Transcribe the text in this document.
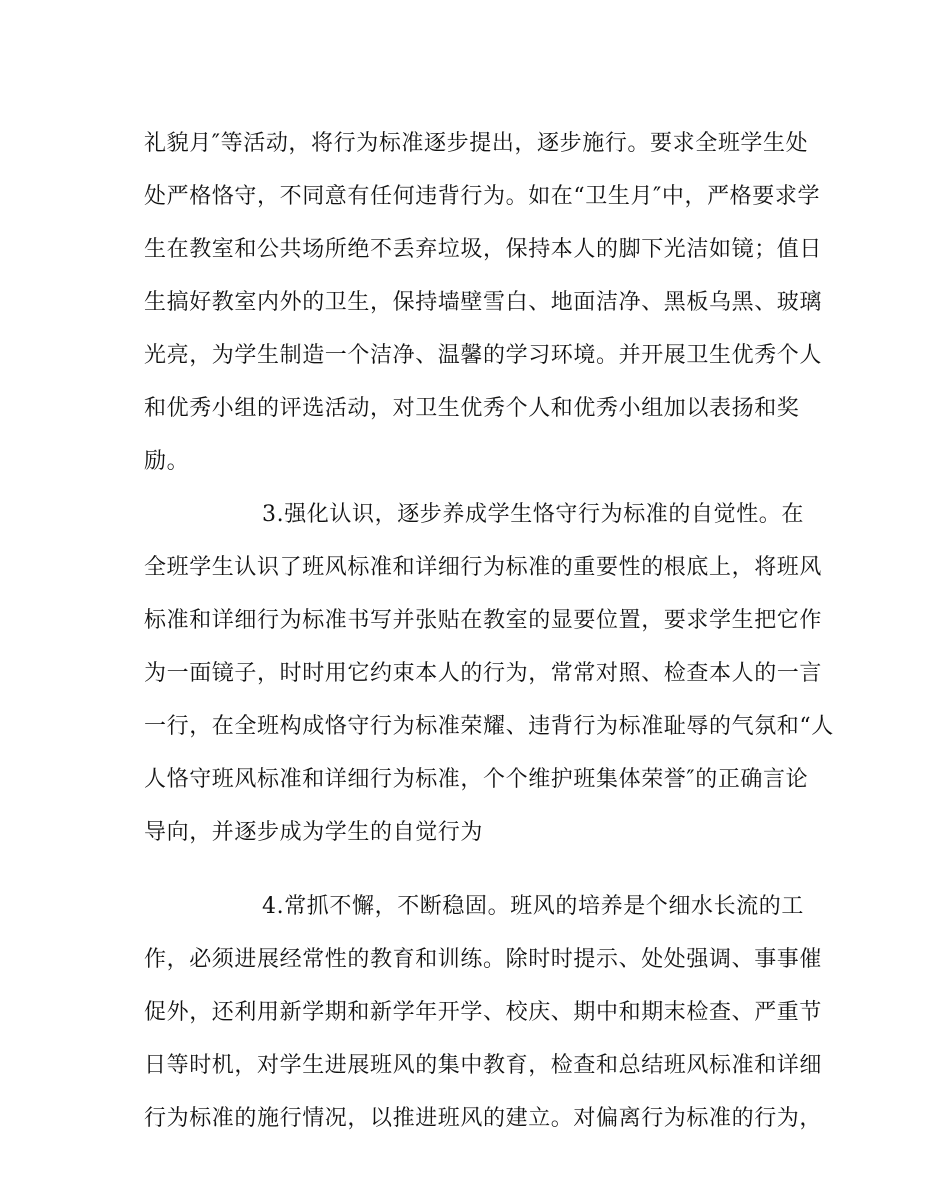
礼貌月″等活动，将行为标准逐步提出，逐步施行。要求全班学生处
处严格恪守，不同意有任何违背行为。如在“卫生月″中，严格要求学
生在教室和公共场所绝不丢弃垃圾，保持本人的脚下光洁如镜；值日
生搞好教室内外的卫生，保持墙壁雪白、地面洁净、黑板乌黑、玻璃
光亮，为学生制造一个洁净、温馨的学习环境。并开展卫生优秀个人
和优秀小组的评选活动，对卫生优秀个人和优秀小组加以表扬和奖
励。
3.强化认识，逐步养成学生恪守行为标准的自觉性。在
全班学生认识了班风标准和详细行为标准的重要性的根底上，将班风
标准和详细行为标准书写并张贴在教室的显要位置，要求学生把它作
为一面镜子，时时用它约束本人的行为，常常对照、检查本人的一言
一行，在全班构成恪守行为标准荣耀、违背行为标准耻辱的气氛和“人
人恪守班风标准和详细行为标准，个个维护班集体荣誉″的正确言论
导向，并逐步成为学生的自觉行为
4.常抓不懈，不断稳固。班风的培养是个细水长流的工
作，必须进展经常性的教育和训练。除时时提示、处处强调、事事催
促外，还利用新学期和新学年开学、校庆、期中和期末检查、严重节
日等时机，对学生进展班风的集中教育，检查和总结班风标准和详细
行为标准的施行情况，以推进班风的建立。对偏离行为标准的行为，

### Exercise brief
Would you return the data exactly as written, without the pictures?

### Correct answer
Transcribe the text in this document.
礼貌月″等活动，将行为标准逐步提出，逐步施行。要求全班学生处
处严格恪守，不同意有任何违背行为。如在“卫生月″中，严格要求学
生在教室和公共场所绝不丢弃垃圾，保持本人的脚下光洁如镜；值日
生搞好教室内外的卫生，保持墙壁雪白、地面洁净、黑板乌黑、玻璃
光亮，为学生制造一个洁净、温馨的学习环境。并开展卫生优秀个人
和优秀小组的评选活动，对卫生优秀个人和优秀小组加以表扬和奖
励。
3.强化认识，逐步养成学生恪守行为标准的自觉性。在
全班学生认识了班风标准和详细行为标准的重要性的根底上，将班风
标准和详细行为标准书写并张贴在教室的显要位置，要求学生把它作
为一面镜子，时时用它约束本人的行为，常常对照、检查本人的一言
一行，在全班构成恪守行为标准荣耀、违背行为标准耻辱的气氛和“人
人恪守班风标准和详细行为标准，个个维护班集体荣誉″的正确言论
导向，并逐步成为学生的自觉行为
4.常抓不懈，不断稳固。班风的培养是个细水长流的工
作，必须进展经常性的教育和训练。除时时提示、处处强调、事事催
促外，还利用新学期和新学年开学、校庆、期中和期末检查、严重节
日等时机，对学生进展班风的集中教育，检查和总结班风标准和详细
行为标准的施行情况，以推进班风的建立。对偏离行为标准的行为，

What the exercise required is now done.